**Description of the task:**
Filter these entries so that only lines with the word "Investor" remain.

**Extracted data:**

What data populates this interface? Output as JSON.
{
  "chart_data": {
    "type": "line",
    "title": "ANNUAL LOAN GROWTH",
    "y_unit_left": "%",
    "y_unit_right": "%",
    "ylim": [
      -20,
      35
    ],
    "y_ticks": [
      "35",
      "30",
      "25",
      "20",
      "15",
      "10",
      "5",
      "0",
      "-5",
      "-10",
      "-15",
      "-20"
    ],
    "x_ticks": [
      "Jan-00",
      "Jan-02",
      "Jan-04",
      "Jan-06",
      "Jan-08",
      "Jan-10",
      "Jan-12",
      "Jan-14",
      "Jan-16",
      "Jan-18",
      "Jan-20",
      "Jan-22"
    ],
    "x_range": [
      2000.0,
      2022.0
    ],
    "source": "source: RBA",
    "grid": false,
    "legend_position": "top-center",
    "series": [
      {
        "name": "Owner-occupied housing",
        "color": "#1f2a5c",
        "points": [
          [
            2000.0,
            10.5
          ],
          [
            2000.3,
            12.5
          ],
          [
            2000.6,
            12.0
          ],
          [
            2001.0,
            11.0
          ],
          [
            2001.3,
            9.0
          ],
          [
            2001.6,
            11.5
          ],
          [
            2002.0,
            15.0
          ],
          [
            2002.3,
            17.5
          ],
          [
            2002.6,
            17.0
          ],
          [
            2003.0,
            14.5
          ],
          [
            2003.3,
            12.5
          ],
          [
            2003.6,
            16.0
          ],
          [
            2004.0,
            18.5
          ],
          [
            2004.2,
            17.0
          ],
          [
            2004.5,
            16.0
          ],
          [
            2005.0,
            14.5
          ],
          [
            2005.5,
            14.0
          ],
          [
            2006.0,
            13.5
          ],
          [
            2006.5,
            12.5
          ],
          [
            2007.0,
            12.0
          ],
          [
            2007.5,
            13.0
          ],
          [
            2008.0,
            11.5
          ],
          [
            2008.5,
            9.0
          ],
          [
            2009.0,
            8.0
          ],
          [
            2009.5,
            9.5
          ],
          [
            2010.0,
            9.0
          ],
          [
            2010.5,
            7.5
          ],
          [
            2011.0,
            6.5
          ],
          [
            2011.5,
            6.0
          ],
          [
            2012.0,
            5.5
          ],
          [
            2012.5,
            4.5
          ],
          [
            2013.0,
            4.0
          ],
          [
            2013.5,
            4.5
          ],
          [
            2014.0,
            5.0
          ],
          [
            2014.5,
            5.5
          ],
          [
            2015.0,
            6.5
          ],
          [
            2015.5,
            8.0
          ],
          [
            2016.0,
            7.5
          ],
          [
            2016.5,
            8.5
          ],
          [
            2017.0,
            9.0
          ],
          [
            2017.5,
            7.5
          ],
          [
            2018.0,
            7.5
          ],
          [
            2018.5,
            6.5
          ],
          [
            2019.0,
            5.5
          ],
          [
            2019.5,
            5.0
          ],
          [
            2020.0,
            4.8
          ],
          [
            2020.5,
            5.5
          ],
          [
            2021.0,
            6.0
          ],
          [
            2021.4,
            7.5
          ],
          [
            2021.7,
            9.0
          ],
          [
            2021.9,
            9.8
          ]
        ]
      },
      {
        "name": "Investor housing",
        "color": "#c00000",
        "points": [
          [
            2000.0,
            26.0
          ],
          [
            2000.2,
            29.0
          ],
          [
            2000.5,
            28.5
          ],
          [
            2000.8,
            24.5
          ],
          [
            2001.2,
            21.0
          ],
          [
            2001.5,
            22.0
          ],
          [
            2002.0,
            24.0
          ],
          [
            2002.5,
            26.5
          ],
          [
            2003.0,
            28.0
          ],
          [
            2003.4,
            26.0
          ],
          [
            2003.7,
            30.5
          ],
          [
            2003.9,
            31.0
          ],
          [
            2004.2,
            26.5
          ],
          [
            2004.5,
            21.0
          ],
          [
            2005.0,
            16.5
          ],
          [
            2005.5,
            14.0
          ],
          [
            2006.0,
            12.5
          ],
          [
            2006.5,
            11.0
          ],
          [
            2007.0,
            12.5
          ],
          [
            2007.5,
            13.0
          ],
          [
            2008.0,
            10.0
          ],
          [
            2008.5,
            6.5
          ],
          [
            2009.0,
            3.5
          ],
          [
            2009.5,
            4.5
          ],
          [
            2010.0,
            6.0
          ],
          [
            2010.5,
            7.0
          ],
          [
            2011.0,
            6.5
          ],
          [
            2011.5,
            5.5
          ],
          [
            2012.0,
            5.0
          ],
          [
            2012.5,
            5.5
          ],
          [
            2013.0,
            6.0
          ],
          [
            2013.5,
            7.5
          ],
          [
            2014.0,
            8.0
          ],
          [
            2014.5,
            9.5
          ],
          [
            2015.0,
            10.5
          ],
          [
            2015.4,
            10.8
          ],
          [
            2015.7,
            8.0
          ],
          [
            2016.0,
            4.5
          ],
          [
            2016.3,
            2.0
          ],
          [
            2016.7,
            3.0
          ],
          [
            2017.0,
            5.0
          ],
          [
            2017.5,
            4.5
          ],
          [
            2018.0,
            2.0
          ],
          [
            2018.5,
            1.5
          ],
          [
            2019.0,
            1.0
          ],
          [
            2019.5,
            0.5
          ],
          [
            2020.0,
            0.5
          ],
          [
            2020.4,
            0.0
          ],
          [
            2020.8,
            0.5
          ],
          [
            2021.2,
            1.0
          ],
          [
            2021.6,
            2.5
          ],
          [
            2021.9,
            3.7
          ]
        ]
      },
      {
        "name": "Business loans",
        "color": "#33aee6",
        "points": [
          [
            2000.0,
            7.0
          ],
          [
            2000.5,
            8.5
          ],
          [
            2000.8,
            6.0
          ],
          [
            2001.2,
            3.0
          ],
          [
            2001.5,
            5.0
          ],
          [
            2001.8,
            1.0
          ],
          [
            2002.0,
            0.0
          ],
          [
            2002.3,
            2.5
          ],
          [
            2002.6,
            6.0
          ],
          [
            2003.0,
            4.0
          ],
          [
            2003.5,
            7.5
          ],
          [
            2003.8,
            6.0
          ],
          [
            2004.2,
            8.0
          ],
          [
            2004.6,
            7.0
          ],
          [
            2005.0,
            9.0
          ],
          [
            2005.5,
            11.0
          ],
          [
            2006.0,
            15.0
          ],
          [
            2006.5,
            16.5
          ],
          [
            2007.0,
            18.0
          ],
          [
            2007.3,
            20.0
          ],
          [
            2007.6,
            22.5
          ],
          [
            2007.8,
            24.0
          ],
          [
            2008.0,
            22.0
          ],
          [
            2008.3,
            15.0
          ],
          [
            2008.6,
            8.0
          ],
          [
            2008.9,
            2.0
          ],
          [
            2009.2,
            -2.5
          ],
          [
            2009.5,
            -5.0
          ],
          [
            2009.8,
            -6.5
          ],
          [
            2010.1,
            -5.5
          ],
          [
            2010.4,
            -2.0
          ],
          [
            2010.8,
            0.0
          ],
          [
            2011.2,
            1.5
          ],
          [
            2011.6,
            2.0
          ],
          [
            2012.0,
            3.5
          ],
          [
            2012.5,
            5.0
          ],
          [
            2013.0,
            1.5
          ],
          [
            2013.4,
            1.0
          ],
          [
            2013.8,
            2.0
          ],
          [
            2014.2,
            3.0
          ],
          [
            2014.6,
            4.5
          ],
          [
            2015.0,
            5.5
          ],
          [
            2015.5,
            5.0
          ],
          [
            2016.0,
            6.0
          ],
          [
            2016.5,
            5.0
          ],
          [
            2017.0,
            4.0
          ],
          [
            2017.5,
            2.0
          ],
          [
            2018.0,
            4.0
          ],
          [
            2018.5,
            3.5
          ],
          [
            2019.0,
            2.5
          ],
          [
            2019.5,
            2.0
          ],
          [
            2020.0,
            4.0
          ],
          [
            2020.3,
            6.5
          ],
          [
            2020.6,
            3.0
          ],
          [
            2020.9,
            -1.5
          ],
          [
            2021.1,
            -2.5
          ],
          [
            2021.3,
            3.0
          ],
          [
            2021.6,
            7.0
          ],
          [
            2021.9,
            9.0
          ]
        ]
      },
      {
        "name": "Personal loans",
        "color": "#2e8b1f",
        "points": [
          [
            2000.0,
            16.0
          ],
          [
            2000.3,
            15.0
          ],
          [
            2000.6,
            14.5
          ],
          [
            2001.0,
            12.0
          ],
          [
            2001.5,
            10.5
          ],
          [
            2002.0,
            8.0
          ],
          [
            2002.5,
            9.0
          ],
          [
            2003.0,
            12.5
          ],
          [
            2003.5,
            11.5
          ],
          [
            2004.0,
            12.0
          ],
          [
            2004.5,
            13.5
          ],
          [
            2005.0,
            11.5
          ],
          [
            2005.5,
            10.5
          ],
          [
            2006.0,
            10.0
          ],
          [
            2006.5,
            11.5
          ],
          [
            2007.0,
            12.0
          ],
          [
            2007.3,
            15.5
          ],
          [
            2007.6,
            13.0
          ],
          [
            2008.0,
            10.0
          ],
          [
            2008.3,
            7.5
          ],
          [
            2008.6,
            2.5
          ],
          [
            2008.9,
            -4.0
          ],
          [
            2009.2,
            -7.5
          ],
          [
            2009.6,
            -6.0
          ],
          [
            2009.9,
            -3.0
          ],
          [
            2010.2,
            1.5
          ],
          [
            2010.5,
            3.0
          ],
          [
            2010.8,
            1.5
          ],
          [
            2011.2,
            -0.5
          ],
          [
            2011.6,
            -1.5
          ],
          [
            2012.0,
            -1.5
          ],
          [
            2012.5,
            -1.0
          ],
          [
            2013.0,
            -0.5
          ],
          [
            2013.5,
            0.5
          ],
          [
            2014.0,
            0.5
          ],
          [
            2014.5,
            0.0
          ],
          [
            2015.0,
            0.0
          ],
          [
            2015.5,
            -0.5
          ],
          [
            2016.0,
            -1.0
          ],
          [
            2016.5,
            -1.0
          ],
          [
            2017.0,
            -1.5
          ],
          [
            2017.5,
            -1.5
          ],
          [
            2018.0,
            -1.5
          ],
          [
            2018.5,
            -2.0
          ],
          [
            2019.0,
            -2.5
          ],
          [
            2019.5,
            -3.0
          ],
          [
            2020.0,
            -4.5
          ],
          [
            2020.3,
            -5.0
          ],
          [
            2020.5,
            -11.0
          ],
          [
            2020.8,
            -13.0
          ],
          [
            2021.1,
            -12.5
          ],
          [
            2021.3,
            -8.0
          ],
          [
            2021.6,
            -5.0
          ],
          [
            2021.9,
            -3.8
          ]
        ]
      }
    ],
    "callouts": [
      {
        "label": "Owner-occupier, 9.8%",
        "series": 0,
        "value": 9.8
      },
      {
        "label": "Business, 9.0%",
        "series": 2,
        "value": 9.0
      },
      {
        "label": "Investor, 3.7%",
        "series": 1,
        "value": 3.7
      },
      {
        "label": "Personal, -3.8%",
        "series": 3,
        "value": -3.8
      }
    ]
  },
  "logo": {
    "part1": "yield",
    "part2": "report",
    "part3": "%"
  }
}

==

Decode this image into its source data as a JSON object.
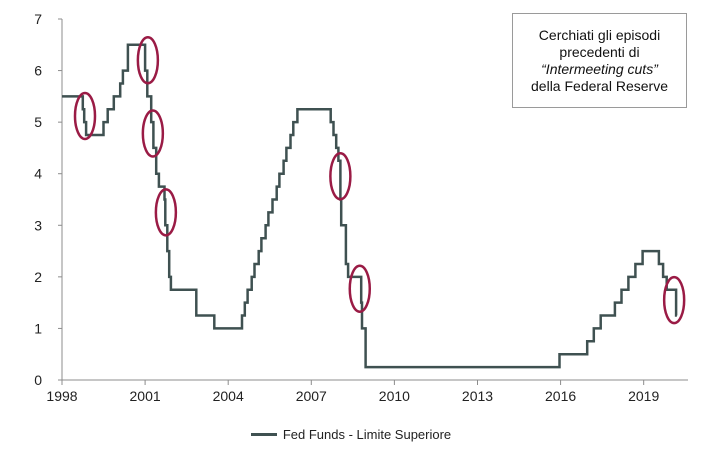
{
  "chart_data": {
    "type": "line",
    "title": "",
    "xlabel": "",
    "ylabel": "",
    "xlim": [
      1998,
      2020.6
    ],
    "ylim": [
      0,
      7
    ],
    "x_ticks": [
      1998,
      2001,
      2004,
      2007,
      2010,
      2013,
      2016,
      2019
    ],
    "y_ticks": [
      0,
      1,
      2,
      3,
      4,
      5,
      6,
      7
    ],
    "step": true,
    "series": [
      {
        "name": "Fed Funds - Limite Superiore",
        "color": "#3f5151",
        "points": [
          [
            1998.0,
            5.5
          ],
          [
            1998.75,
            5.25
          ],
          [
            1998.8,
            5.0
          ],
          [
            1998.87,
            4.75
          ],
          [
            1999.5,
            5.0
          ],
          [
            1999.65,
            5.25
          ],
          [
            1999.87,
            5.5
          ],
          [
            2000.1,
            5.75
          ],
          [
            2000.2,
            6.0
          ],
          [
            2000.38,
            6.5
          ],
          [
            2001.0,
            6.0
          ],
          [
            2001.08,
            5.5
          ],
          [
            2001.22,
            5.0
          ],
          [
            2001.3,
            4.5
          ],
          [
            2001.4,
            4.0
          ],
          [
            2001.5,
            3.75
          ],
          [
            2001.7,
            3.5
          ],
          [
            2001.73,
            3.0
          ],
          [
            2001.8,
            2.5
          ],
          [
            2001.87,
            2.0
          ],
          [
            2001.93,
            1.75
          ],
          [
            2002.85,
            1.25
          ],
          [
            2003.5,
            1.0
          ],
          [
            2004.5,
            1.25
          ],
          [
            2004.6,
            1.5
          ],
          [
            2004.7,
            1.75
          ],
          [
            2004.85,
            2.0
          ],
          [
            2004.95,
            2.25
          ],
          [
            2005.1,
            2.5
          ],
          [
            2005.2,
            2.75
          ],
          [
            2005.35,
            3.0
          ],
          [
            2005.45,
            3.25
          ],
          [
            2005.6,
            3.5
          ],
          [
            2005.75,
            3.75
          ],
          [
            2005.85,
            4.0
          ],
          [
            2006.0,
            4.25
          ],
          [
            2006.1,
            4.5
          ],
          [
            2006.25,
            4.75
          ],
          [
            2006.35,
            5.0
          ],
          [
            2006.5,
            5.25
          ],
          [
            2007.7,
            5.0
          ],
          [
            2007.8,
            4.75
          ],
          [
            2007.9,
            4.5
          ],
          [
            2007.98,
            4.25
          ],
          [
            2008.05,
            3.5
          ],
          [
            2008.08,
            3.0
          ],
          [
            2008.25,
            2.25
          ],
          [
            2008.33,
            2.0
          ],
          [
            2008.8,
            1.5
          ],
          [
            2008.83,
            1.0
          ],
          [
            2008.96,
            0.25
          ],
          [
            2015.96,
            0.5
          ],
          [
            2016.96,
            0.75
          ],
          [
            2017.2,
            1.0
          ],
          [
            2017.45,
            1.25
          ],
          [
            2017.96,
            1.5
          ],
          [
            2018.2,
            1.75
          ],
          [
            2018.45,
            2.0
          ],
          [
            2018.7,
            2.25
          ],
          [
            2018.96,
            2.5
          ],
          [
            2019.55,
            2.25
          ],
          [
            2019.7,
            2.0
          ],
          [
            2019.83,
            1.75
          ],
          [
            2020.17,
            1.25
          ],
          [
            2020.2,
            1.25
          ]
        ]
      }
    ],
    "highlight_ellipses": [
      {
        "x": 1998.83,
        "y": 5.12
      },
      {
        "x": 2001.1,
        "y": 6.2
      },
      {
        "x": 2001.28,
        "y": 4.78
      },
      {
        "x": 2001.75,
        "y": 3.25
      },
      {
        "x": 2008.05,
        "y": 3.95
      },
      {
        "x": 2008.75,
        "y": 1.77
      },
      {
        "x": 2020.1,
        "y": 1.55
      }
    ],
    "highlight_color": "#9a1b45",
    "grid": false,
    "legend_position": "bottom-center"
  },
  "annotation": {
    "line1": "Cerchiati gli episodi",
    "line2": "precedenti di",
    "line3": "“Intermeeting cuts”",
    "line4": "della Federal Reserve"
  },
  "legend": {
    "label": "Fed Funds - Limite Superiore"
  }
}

**The response:**
        "name": "Investor housing",
        "label": "Investor, 3.7%",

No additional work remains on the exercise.